(WHAT THE TASK REQUIRES): Copy out all lines carrying the word "主要项目包括".

┌──

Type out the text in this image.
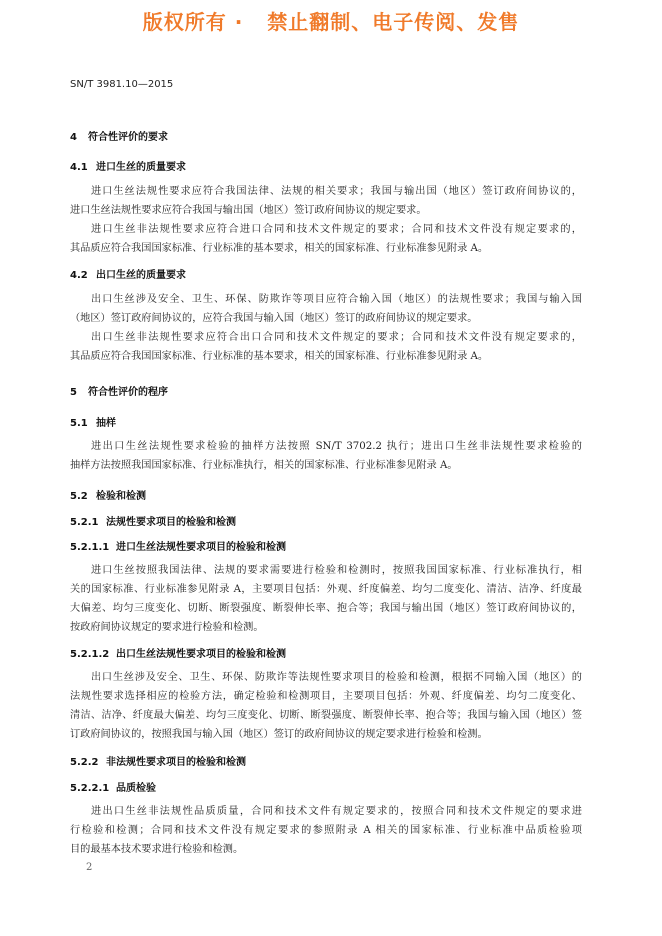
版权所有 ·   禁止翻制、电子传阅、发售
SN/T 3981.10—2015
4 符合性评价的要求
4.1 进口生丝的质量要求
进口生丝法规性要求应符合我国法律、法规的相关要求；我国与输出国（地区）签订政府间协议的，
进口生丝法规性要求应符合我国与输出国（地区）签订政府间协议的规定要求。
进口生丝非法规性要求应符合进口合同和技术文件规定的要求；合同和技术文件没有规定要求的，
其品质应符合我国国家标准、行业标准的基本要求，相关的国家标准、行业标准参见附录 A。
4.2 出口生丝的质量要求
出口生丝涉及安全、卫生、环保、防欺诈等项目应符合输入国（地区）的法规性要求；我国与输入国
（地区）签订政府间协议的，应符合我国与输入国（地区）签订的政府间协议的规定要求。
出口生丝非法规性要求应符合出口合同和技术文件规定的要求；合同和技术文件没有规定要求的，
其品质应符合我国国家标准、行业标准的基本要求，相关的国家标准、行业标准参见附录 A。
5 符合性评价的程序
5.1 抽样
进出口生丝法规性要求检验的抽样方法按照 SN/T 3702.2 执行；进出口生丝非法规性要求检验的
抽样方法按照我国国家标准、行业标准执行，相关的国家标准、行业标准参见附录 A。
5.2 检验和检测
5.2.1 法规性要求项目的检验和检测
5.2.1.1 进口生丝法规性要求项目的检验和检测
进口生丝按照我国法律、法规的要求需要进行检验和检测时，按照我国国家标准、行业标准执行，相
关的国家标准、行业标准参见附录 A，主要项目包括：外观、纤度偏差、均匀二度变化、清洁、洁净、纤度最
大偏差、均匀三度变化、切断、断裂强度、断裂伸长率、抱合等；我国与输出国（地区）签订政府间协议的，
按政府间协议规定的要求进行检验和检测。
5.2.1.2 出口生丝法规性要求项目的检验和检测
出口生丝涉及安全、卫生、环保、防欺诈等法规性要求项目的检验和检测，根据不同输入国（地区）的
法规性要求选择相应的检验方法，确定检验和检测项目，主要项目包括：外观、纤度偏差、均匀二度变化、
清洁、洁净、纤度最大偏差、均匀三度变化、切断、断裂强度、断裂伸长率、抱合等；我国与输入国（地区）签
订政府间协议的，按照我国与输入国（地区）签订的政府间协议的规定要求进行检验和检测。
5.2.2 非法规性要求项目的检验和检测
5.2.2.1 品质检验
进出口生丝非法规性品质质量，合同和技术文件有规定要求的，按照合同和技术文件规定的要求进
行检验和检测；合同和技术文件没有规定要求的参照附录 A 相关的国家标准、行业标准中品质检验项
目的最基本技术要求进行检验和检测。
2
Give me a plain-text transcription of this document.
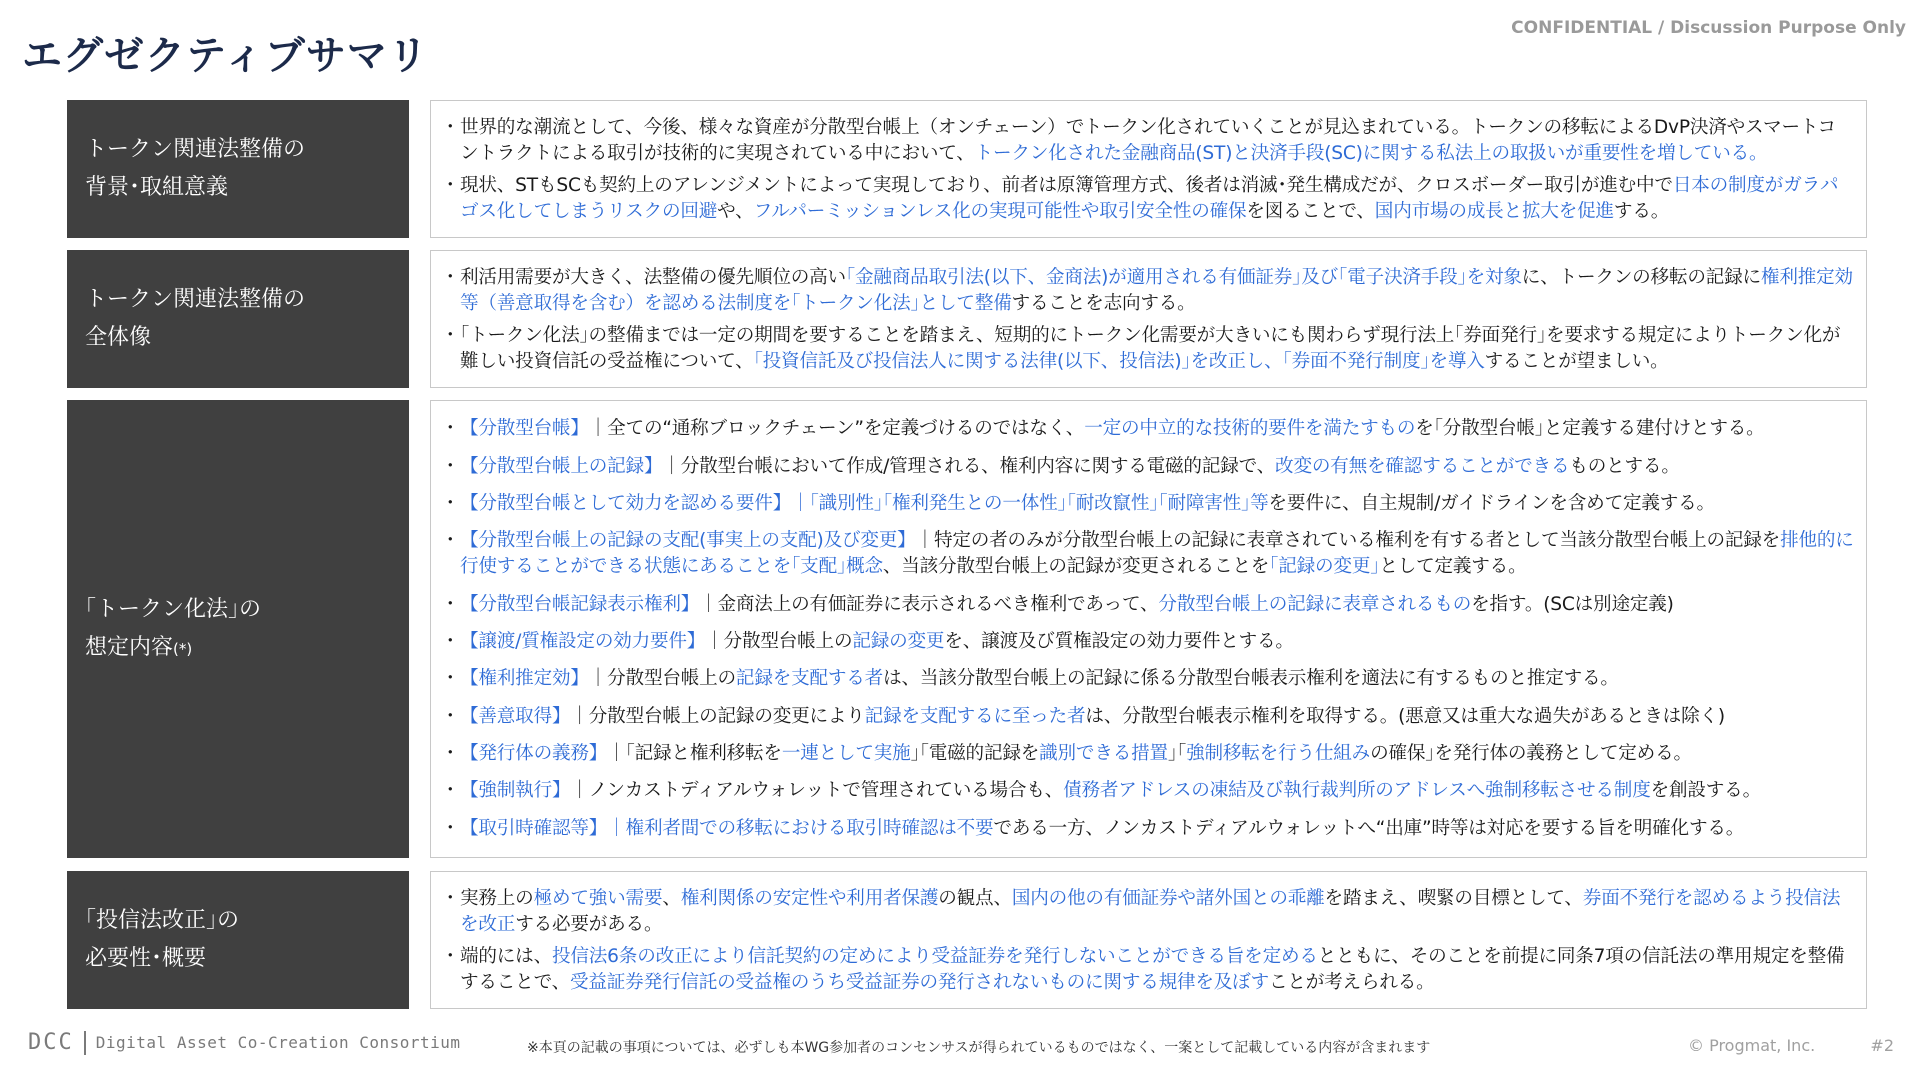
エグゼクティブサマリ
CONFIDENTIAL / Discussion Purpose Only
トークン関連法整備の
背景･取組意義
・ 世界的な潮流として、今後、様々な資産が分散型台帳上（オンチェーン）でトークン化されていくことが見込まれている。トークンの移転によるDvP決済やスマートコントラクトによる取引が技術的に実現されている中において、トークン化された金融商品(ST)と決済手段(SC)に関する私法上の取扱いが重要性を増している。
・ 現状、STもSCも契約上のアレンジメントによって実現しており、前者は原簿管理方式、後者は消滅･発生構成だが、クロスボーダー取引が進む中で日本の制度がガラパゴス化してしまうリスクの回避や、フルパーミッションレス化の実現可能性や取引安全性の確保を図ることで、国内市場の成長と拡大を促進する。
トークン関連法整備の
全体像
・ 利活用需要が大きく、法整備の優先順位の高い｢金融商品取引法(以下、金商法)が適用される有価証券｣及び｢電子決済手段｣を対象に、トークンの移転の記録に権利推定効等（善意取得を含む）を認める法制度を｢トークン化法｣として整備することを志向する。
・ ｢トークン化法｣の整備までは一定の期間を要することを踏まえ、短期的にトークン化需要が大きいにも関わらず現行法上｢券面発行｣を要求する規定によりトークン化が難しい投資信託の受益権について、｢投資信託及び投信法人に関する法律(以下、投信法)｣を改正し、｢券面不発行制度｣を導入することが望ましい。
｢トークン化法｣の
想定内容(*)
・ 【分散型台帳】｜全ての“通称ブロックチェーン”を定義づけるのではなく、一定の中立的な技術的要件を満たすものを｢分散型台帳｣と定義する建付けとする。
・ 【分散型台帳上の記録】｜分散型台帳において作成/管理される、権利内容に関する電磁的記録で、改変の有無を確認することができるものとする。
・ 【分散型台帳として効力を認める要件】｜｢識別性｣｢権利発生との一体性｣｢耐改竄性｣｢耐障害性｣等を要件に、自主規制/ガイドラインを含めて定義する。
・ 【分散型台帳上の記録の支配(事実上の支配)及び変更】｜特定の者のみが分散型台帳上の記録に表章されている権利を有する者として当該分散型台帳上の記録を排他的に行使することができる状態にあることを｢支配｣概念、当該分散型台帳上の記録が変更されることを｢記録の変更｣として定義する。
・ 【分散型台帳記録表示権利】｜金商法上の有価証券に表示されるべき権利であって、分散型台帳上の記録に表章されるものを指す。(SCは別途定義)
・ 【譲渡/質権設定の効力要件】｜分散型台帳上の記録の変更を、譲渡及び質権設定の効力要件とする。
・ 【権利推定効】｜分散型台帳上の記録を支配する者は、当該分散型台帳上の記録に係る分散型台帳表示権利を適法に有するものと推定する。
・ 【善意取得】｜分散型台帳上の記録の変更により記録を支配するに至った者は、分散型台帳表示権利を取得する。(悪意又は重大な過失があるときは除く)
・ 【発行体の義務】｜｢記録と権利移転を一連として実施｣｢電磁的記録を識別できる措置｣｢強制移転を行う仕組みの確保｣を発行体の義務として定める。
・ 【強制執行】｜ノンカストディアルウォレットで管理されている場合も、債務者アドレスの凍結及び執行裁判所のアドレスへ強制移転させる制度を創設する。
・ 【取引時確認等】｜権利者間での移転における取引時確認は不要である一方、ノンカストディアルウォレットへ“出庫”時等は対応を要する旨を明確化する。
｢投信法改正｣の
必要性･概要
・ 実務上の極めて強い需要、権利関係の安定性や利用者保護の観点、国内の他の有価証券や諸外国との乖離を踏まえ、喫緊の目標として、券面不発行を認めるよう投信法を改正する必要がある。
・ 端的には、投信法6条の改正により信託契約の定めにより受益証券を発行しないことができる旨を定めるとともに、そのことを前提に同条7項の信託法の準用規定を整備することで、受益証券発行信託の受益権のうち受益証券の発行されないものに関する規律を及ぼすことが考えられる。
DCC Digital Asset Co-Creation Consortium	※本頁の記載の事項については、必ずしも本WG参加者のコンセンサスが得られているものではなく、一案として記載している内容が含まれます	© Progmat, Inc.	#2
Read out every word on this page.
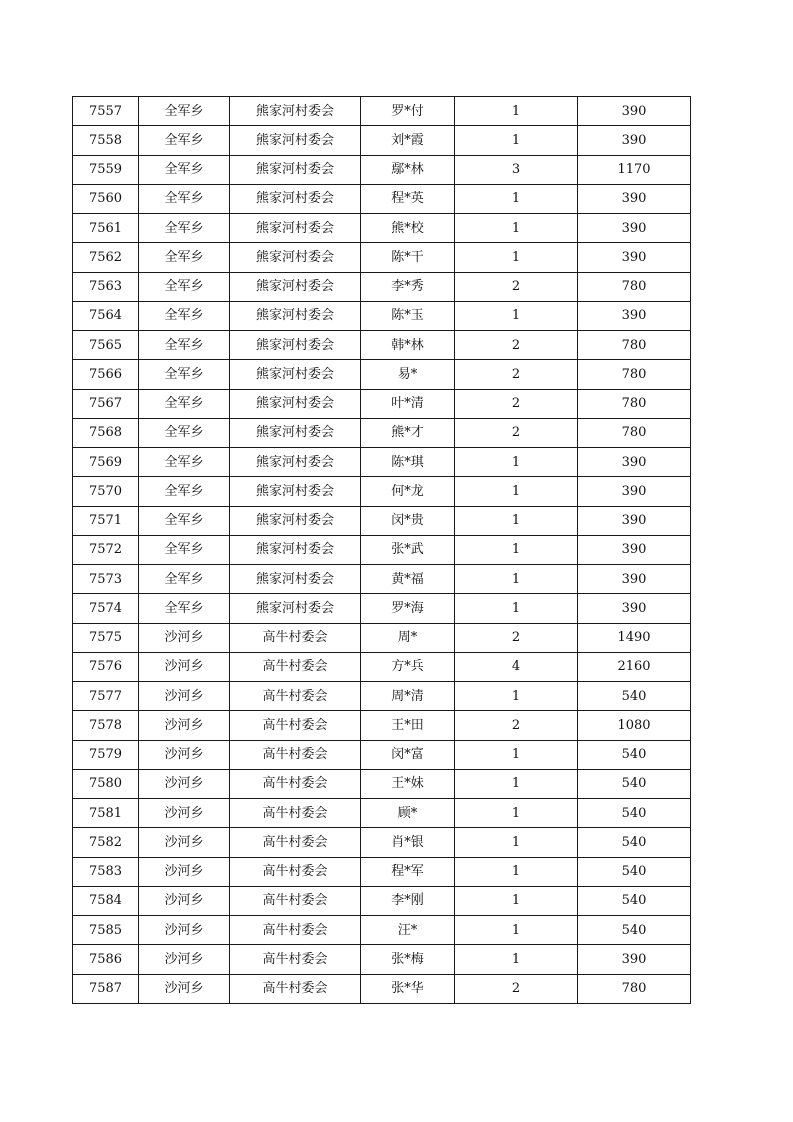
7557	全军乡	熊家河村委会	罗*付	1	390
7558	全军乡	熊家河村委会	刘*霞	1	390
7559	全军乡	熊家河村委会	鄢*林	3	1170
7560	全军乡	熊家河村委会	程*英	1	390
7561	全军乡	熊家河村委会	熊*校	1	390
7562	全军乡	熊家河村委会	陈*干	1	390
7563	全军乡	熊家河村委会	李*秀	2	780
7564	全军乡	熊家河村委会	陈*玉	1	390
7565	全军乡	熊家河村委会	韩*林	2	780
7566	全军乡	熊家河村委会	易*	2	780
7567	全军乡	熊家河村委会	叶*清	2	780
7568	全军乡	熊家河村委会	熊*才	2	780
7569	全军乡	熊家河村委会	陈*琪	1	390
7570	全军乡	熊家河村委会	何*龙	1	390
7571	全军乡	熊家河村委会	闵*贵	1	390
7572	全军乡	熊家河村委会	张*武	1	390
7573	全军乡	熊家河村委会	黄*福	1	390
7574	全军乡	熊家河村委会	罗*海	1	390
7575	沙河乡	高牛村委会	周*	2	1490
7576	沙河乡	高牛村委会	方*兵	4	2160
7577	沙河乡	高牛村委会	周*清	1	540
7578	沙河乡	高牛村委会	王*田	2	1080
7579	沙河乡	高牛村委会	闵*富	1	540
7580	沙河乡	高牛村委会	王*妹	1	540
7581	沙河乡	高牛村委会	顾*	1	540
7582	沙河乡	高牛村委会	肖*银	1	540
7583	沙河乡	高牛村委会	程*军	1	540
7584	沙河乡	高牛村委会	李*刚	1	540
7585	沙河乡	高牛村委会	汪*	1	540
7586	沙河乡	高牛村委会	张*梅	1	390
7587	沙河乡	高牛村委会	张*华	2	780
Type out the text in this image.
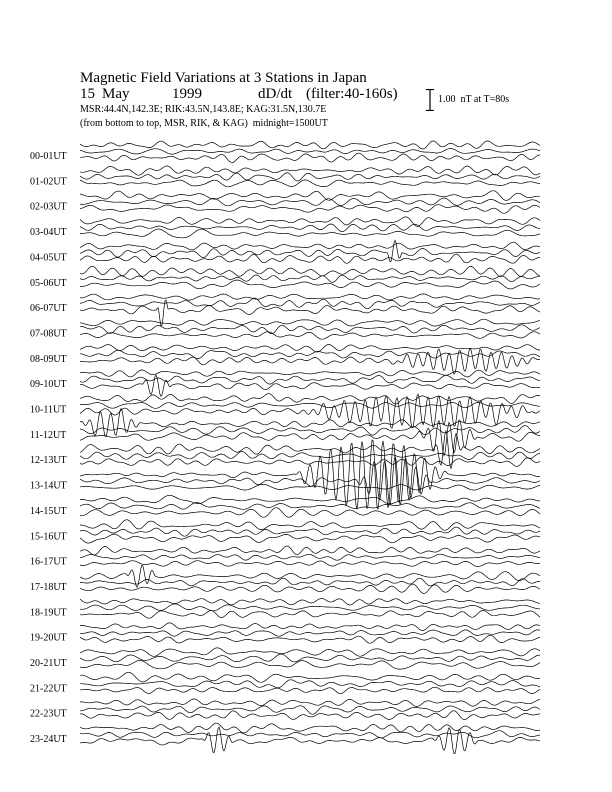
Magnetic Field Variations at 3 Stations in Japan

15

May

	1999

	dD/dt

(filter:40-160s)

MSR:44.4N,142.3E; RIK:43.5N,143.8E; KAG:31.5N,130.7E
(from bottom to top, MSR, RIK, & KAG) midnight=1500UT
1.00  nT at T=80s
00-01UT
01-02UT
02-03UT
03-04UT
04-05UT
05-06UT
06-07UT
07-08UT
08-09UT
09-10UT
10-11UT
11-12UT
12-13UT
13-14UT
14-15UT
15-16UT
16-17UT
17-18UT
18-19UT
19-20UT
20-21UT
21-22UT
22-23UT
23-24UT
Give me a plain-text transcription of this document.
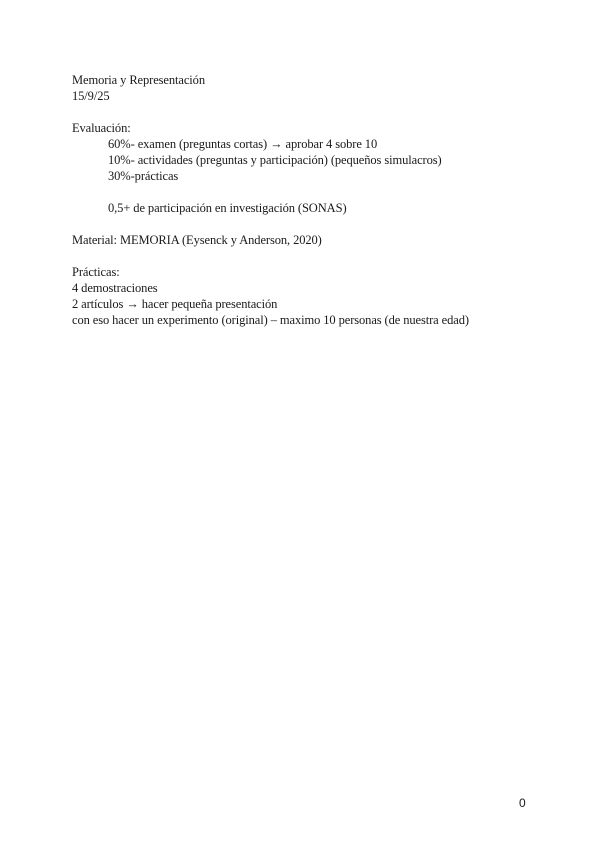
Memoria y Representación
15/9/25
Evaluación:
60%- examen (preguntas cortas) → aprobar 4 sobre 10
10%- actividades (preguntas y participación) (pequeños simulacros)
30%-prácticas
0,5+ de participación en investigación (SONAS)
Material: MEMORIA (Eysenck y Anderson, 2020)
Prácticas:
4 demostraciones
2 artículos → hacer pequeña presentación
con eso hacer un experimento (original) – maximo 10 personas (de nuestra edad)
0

└──

(THE ANSWER):
关的国家标准、行业标准参见附录 A，主要项目包括：外观、纤度偏差、均匀二度变化、清洁、洁净、纤度最
法规性要求选择相应的检验方法，确定检验和检测项目，主要项目包括：外观、纤度偏差、均匀二度变化、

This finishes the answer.